TASK DIRECTIONS
Find the lines that contain the word "content" and copy each one.

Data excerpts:
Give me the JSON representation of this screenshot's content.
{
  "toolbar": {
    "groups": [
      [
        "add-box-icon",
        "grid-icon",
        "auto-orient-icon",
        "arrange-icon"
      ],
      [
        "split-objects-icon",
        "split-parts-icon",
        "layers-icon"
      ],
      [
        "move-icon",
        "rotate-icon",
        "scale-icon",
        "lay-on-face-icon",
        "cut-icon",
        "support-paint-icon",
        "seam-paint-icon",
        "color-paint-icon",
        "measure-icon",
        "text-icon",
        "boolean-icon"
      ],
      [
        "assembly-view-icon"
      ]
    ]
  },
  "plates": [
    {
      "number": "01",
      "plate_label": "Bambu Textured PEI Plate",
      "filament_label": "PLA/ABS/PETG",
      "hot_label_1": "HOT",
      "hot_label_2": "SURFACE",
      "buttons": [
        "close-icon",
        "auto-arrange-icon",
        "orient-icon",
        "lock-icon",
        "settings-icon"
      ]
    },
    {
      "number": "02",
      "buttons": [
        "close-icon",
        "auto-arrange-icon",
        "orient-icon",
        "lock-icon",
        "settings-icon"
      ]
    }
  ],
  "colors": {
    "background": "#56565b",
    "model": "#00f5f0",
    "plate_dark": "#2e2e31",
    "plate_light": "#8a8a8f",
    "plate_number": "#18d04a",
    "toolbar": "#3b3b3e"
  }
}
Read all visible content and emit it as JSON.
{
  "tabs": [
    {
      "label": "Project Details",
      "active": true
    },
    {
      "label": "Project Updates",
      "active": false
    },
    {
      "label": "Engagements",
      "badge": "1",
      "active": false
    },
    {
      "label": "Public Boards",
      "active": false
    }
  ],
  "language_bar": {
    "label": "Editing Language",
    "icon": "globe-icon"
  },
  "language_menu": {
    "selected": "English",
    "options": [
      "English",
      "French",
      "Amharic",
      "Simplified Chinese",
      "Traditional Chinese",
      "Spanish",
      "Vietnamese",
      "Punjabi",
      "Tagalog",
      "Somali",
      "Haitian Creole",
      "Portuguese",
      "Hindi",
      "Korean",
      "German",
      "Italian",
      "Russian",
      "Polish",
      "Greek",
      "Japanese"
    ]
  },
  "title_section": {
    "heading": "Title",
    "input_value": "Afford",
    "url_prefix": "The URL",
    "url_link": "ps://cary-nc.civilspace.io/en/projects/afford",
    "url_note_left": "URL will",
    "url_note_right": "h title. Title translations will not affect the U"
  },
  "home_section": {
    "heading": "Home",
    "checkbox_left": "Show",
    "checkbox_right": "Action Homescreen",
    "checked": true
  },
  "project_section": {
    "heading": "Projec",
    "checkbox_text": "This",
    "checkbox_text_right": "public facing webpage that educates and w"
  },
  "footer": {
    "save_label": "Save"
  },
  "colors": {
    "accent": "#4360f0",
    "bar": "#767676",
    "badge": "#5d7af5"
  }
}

SOLUTION TO THIS EXERCISE
Give me the JSON representation of this screenshot's content.
Read all visible content and emit it as JSON.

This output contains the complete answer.